## START Raw records

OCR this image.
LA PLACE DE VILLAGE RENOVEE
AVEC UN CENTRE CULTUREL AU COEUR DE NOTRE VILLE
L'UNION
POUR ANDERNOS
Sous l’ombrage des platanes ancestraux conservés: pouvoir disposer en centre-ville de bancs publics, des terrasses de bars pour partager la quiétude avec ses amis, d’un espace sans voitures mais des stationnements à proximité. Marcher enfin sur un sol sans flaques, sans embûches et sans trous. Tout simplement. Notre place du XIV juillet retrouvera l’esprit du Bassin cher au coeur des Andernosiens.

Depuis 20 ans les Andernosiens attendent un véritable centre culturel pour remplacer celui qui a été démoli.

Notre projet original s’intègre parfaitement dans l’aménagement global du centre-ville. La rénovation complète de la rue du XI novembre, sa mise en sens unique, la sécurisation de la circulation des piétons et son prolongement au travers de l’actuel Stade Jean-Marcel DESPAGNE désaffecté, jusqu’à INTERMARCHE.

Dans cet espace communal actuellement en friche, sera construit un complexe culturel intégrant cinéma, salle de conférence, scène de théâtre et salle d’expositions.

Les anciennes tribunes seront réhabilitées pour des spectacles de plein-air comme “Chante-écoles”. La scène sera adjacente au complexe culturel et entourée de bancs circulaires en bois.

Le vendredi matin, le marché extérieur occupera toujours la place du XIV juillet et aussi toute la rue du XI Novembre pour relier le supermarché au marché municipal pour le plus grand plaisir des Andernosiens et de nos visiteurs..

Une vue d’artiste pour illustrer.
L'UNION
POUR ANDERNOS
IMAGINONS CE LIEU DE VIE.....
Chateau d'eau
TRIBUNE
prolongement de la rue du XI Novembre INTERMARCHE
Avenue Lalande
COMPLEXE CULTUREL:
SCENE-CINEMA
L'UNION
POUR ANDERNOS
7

## END Raw records

Directions for this task
Copy all the lines, exactly.

Task response
OCR this image.
LA PLACE DE VILLAGE RENOVEE
AVEC UN CENTRE CULTUREL AU COEUR DE NOTRE VILLE
L'UNION
POUR ANDERNOS
Sous l’ombrage des platanes ancestraux conservés: pouvoir disposer en centre-ville de bancs publics, des terrasses de bars pour partager la quiétude avec ses amis, d’un espace sans voitures mais des stationnements à proximité. Marcher enfin sur un sol sans flaques, sans embûches et sans trous. Tout simplement. Notre place du XIV juillet retrouvera l’esprit du Bassin cher au coeur des Andernosiens.

Depuis 20 ans les Andernosiens attendent un véritable centre culturel pour remplacer celui qui a été démoli.

Notre projet original s’intègre parfaitement dans l’aménagement global du centre-ville. La rénovation complète de la rue du XI novembre, sa mise en sens unique, la sécurisation de la circulation des piétons et son prolongement au travers de l’actuel Stade Jean-Marcel DESPAGNE désaffecté, jusqu’à INTERMARCHE.

Dans cet espace communal actuellement en friche, sera construit un complexe culturel intégrant cinéma, salle de conférence, scène de théâtre et salle d’expositions.

Les anciennes tribunes seront réhabilitées pour des spectacles de plein-air comme “Chante-écoles”. La scène sera adjacente au complexe culturel et entourée de bancs circulaires en bois.

Le vendredi matin, le marché extérieur occupera toujours la place du XIV juillet et aussi toute la rue du XI Novembre pour relier le supermarché au marché municipal pour le plus grand plaisir des Andernosiens et de nos visiteurs..

Une vue d’artiste pour illustrer.
L'UNION
POUR ANDERNOS
IMAGINONS CE LIEU DE VIE.....
Chateau d'eau
TRIBUNE
prolongement de la rue du XI Novembre INTERMARCHE
Avenue Lalande
COMPLEXE CULTUREL:
SCENE-CINEMA
L'UNION
POUR ANDERNOS
7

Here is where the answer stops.